** START Supplied records **
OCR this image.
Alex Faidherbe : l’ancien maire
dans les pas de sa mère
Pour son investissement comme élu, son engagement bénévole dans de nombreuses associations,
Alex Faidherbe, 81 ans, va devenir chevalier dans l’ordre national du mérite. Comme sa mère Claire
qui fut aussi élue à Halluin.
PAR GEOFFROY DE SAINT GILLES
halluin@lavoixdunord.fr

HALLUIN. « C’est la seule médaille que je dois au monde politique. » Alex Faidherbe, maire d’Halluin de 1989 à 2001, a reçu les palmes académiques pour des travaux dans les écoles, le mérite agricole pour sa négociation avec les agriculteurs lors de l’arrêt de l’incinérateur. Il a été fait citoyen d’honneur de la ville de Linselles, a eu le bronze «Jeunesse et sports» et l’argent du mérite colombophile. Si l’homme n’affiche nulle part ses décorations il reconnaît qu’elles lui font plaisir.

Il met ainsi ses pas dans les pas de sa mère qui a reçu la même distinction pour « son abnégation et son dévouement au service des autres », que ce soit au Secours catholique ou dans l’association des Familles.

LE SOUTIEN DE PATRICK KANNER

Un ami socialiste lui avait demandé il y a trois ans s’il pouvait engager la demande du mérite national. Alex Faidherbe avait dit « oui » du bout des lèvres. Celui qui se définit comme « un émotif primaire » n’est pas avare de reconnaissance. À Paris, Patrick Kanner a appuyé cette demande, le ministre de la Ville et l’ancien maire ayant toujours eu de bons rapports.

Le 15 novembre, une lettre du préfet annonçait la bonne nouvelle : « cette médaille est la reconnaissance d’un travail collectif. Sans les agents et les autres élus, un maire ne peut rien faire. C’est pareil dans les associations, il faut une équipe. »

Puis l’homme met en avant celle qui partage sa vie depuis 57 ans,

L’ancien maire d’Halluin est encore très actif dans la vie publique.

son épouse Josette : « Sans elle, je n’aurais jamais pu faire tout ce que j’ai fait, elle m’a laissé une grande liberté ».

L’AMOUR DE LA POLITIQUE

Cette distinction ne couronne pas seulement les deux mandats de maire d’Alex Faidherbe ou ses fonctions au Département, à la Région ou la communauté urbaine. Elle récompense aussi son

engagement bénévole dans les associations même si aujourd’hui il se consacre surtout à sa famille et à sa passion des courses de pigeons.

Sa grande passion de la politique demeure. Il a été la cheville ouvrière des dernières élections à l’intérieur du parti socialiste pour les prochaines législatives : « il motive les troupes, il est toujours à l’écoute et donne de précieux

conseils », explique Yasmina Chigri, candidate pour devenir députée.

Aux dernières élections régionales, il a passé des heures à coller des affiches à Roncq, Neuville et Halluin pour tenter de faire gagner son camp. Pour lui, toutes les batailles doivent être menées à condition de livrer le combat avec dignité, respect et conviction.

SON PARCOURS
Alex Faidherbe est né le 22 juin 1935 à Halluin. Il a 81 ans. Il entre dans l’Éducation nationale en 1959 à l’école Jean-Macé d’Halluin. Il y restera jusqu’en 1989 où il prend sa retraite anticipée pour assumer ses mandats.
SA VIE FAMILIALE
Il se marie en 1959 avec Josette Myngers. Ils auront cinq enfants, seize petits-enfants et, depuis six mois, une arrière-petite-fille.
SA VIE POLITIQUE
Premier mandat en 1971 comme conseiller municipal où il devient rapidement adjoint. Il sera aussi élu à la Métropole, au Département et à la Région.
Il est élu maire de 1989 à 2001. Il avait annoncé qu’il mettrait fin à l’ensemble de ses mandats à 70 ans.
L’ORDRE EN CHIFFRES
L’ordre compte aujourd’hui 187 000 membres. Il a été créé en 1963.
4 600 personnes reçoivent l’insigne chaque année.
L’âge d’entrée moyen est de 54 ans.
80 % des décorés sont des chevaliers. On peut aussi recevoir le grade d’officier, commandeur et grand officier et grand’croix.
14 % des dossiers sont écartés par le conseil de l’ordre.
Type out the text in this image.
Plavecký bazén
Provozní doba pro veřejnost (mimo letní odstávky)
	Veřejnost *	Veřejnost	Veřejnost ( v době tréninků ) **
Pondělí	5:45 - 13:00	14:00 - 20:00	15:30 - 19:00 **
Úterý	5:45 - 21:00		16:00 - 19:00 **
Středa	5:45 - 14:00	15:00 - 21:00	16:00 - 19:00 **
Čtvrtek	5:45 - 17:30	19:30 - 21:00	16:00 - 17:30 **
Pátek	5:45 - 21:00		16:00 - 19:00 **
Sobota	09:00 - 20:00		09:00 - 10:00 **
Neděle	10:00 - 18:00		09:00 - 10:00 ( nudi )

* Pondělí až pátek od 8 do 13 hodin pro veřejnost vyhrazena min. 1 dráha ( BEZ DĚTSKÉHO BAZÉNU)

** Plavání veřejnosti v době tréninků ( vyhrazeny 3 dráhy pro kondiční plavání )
** END Supplied records **
- Problem statement:
Return every entry verbatim.

- Correct response:
OCR this image.
Alex Faidherbe : l’ancien maire
dans les pas de sa mère
Pour son investissement comme élu, son engagement bénévole dans de nombreuses associations,
Alex Faidherbe, 81 ans, va devenir chevalier dans l’ordre national du mérite. Comme sa mère Claire
qui fut aussi élue à Halluin.
PAR GEOFFROY DE SAINT GILLES
halluin@lavoixdunord.fr

HALLUIN. « C’est la seule médaille que je dois au monde politique. » Alex Faidherbe, maire d’Halluin de 1989 à 2001, a reçu les palmes académiques pour des travaux dans les écoles, le mérite agricole pour sa négociation avec les agriculteurs lors de l’arrêt de l’incinérateur. Il a été fait citoyen d’honneur de la ville de Linselles, a eu le bronze «Jeunesse et sports» et l’argent du mérite colombophile. Si l’homme n’affiche nulle part ses décorations il reconnaît qu’elles lui font plaisir.

Il met ainsi ses pas dans les pas de sa mère qui a reçu la même distinction pour « son abnégation et son dévouement au service des autres », que ce soit au Secours catholique ou dans l’association des Familles.

LE SOUTIEN DE PATRICK KANNER

Un ami socialiste lui avait demandé il y a trois ans s’il pouvait engager la demande du mérite national. Alex Faidherbe avait dit « oui » du bout des lèvres. Celui qui se définit comme « un émotif primaire » n’est pas avare de reconnaissance. À Paris, Patrick Kanner a appuyé cette demande, le ministre de la Ville et l’ancien maire ayant toujours eu de bons rapports.

Le 15 novembre, une lettre du préfet annonçait la bonne nouvelle : « cette médaille est la reconnaissance d’un travail collectif. Sans les agents et les autres élus, un maire ne peut rien faire. C’est pareil dans les associations, il faut une équipe. »

Puis l’homme met en avant celle qui partage sa vie depuis 57 ans,

L’ancien maire d’Halluin est encore très actif dans la vie publique.

son épouse Josette : « Sans elle, je n’aurais jamais pu faire tout ce que j’ai fait, elle m’a laissé une grande liberté ».

L’AMOUR DE LA POLITIQUE

Cette distinction ne couronne pas seulement les deux mandats de maire d’Alex Faidherbe ou ses fonctions au Département, à la Région ou la communauté urbaine. Elle récompense aussi son

engagement bénévole dans les associations même si aujourd’hui il se consacre surtout à sa famille et à sa passion des courses de pigeons.

Sa grande passion de la politique demeure. Il a été la cheville ouvrière des dernières élections à l’intérieur du parti socialiste pour les prochaines législatives : « il motive les troupes, il est toujours à l’écoute et donne de précieux

conseils », explique Yasmina Chigri, candidate pour devenir députée.

Aux dernières élections régionales, il a passé des heures à coller des affiches à Roncq, Neuville et Halluin pour tenter de faire gagner son camp. Pour lui, toutes les batailles doivent être menées à condition de livrer le combat avec dignité, respect et conviction.

SON PARCOURS
Alex Faidherbe est né le 22 juin 1935 à Halluin. Il a 81 ans. Il entre dans l’Éducation nationale en 1959 à l’école Jean-Macé d’Halluin. Il y restera jusqu’en 1989 où il prend sa retraite anticipée pour assumer ses mandats.
SA VIE FAMILIALE
Il se marie en 1959 avec Josette Myngers. Ils auront cinq enfants, seize petits-enfants et, depuis six mois, une arrière-petite-fille.
SA VIE POLITIQUE
Premier mandat en 1971 comme conseiller municipal où il devient rapidement adjoint. Il sera aussi élu à la Métropole, au Département et à la Région.
Il est élu maire de 1989 à 2001. Il avait annoncé qu’il mettrait fin à l’ensemble de ses mandats à 70 ans.
L’ORDRE EN CHIFFRES
L’ordre compte aujourd’hui 187 000 membres. Il a été créé en 1963.
4 600 personnes reçoivent l’insigne chaque année.
L’âge d’entrée moyen est de 54 ans.
80 % des décorés sont des chevaliers. On peut aussi recevoir le grade d’officier, commandeur et grand officier et grand’croix.
14 % des dossiers sont écartés par le conseil de l’ordre.
Type out the text in this image.
Plavecký bazén
Provozní doba pro veřejnost (mimo letní odstávky)
	Veřejnost *	Veřejnost	Veřejnost ( v době tréninků ) **
Pondělí	5:45 - 13:00	14:00 - 20:00	15:30 - 19:00 **
Úterý	5:45 - 21:00		16:00 - 19:00 **
Středa	5:45 - 14:00	15:00 - 21:00	16:00 - 19:00 **
Čtvrtek	5:45 - 17:30	19:30 - 21:00	16:00 - 17:30 **
Pátek	5:45 - 21:00		16:00 - 19:00 **
Sobota	09:00 - 20:00		09:00 - 10:00 **
Neděle	10:00 - 18:00		09:00 - 10:00 ( nudi )

* Pondělí až pátek od 8 do 13 hodin pro veřejnost vyhrazena min. 1 dráha ( BEZ DĚTSKÉHO BAZÉNU)

** Plavání veřejnosti v době tréninků ( vyhrazeny 3 dráhy pro kondiční plavání )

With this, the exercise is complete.